* _SELECTION_:
There are some attempts to automatically classify the Mizo tones. For example, recently, Gogoi et al. (Reference Gogoi, Dey, Lalhminghlui, Sarmah and Mahadeva Prasanna2020) used a deep neural network-based classifier to recognize Mizo tones with an accuracy of 74.11% with f0 features capturing average f0 and f0 slope. The confusion matrix reported in this work showed that 30% of the errors were due to the misclassification of the falling tones as low tones and vice-a-versa. As mentioned earlier, the previous studies on Mizo tones did not attempt to conduct any controlled production experiment to characterize the acoustic properties of Mizo tones. The only acoustic study dedicated to characterizing Mizo tones, i.e., Sarmah & Wiltshire (Reference Sarmah and Wiltshire2010b), has limited data, that too recorded from a single female speaker. Additionally, the impressionistic accounts of Mizo tones did not provide minimal sets of contrasting lexical tones in commonly used words in Mizo. These gaps have resulted in disagreement regarding the number and types of lexical tones in Mizo as mentioned in this section. Hence, in the present study, we aim to fill these gaps in knowledge by recording complete minimal sets and near-minimal sets from multiple speakers. With a more thorough data collection methodology, we provide an exhaustive better acoustic description of the tones in Mizo.
3. Methodology
The current study is a production study aimed at determining the primary acoustic features associated with the tones in Mizo. The data collection procedure, analysis, and statistical modeling methods are described in the following subsections.

* _RECORDS SUPPLIED_:
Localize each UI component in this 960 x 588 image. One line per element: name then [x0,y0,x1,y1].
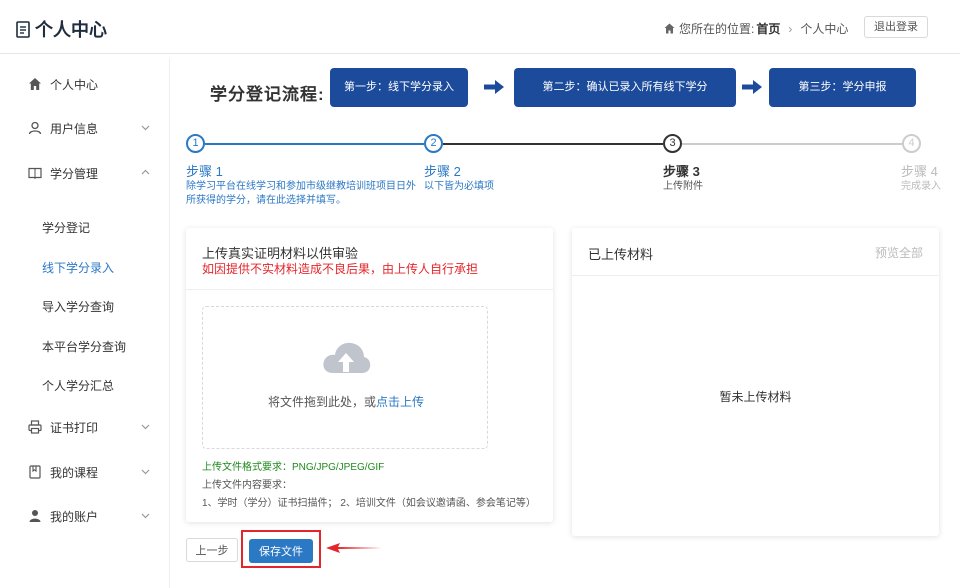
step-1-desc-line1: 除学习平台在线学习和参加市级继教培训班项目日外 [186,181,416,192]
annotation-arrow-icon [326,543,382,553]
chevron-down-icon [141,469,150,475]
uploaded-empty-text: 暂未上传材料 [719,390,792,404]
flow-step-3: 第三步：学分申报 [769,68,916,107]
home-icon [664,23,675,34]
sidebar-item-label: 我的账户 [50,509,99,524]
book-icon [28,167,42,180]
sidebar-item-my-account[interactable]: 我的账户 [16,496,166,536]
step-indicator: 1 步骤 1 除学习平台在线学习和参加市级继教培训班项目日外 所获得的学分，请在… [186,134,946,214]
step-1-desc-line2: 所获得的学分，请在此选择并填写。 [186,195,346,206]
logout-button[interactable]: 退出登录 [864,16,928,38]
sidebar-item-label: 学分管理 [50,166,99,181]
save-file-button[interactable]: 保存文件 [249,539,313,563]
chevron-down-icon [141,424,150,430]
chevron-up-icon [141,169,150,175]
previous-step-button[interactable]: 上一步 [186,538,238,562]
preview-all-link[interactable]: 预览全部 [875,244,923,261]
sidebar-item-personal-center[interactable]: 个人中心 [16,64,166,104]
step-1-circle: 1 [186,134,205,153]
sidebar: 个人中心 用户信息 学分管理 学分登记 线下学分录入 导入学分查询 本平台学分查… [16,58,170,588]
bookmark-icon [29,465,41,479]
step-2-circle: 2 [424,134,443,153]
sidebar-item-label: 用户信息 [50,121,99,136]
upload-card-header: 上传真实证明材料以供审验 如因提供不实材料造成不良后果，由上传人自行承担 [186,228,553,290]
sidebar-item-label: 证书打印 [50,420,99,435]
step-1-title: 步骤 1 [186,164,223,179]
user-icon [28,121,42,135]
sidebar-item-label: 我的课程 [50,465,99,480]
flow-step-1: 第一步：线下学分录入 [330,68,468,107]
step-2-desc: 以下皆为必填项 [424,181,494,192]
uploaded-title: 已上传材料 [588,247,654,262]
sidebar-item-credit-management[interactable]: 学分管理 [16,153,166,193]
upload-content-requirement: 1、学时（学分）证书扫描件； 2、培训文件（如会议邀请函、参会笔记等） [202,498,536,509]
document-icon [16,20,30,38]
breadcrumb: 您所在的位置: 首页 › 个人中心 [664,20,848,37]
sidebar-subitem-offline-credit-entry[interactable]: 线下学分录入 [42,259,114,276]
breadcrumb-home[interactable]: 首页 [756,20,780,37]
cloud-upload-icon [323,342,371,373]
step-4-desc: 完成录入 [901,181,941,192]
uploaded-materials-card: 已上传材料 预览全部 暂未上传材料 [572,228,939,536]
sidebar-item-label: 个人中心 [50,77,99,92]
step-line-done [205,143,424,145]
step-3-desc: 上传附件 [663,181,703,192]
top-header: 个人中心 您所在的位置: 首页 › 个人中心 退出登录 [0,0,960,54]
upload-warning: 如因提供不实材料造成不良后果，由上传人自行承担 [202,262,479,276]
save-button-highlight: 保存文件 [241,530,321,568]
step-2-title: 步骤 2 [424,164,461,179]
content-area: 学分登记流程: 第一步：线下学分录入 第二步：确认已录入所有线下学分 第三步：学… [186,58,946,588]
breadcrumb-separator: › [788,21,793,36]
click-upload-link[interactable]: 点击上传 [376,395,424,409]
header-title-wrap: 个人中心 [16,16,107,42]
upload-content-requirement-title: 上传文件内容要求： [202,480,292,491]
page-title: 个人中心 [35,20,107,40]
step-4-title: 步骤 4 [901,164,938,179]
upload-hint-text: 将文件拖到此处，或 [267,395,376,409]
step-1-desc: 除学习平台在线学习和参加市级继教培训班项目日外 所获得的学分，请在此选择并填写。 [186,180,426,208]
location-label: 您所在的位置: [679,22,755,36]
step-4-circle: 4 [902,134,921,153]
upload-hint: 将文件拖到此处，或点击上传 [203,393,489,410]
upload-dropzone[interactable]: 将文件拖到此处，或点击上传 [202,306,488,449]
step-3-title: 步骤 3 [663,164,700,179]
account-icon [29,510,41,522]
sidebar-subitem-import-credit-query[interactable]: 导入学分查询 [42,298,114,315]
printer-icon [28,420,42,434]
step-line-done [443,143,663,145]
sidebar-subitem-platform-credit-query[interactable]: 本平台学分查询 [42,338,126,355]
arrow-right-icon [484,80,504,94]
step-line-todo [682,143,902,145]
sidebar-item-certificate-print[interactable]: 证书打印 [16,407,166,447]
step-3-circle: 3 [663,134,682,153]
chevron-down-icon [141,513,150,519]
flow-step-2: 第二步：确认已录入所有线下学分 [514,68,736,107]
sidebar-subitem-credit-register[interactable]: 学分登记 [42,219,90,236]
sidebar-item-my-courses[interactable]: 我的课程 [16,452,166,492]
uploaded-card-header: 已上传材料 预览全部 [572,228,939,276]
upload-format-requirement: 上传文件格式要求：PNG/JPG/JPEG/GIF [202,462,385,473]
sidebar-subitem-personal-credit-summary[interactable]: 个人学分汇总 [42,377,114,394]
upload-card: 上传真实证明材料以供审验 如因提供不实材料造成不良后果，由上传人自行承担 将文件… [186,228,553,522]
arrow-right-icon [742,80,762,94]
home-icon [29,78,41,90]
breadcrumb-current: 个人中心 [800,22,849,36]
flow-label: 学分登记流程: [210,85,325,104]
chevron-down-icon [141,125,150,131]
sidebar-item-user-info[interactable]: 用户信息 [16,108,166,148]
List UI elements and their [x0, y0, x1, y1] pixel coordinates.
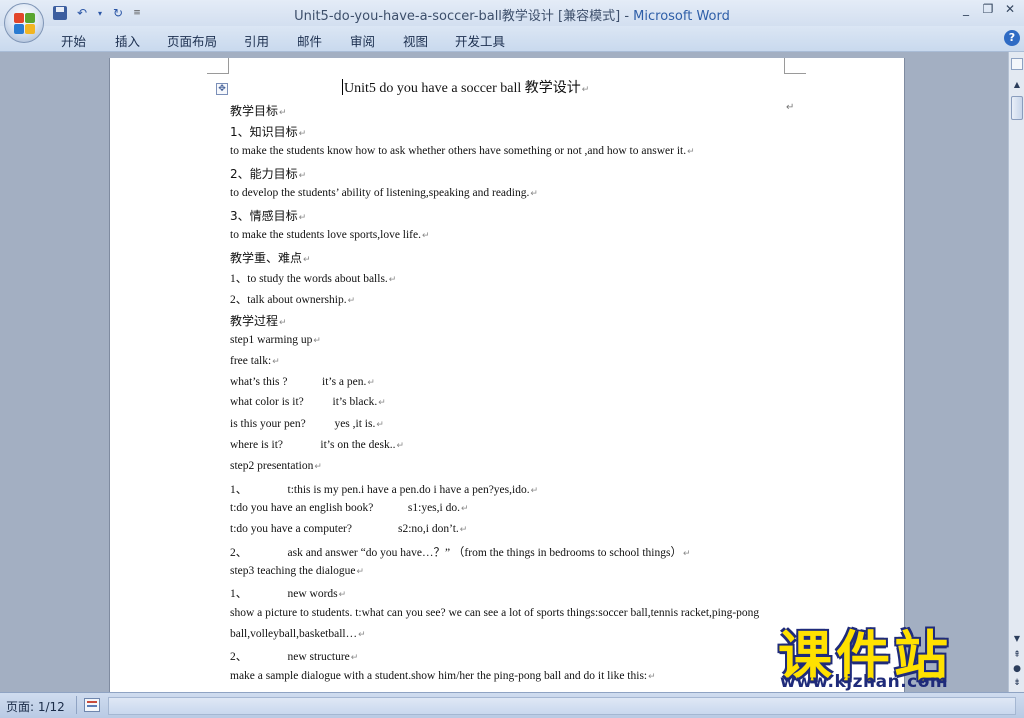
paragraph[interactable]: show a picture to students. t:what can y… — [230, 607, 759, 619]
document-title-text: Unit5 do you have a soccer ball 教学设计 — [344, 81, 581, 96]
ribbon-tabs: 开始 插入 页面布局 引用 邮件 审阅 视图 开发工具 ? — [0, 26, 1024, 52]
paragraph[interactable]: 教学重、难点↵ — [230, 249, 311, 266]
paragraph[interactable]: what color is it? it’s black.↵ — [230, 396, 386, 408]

* _WORK INSTRUCTIONS_:
• 1. Print the passage on Mizo tones, beginning at the words "3. Methodology" and stopping after the words "the following subsections.".
• 2. Turn the lines of the rows into a JSON list of strings, one string per line with blank lines omitted. Begin at the line that contains "step-1-desc-line1: 除学习平台在线学习和参加市级继教培训班项目日外 [186,181,416,192]" and stop after the line that contains "save-file-button[interactable]: 保存文件 [249,539,313,563]".
The rows have no connection to the text on Mizo tones.

* _REPLIES_:
• 1.
3. Methodology
The current study is a production study aimed at determining the primary acoustic features associated with the tones in Mizo. The data collection procedure, analysis, and statistical modeling methods are described in the following subsections.

• 2.
[
  "step-1-desc-line1: 除学习平台在线学习和参加市级继教培训班项目日外 [186,181,416,192]",
  "annotation-arrow-icon [326,543,382,553]",
  "chevron-down-icon [141,469,150,475]",
  "uploaded-empty-text: 暂未上传材料 [719,390,792,404]",
  "flow-step-3: 第三步：学分申报 [769,68,916,107]",
  "home-icon [664,23,675,34]",
  "sidebar-item-label: 我的账户 [50,509,99,524]",
  "book-icon [28,167,42,180]",
  "sidebar-item-my-account[interactable]: 我的账户 [16,496,166,536]",
  "step-indicator: 1 步骤 1 除学习平台在线学习和参加市级继教培训班项目日外 所获得的学分，请在… [186,134,946,214]",
  "step-1-desc-line2: 所获得的学分，请在此选择并填写。 [186,195,346,206]",
  "logout-button[interactable]: 退出登录 [864,16,928,38]",
  "sidebar-item-label: 学分管理 [50,166,99,181]",
  "save-file-button[interactable]: 保存文件 [249,539,313,563]"
]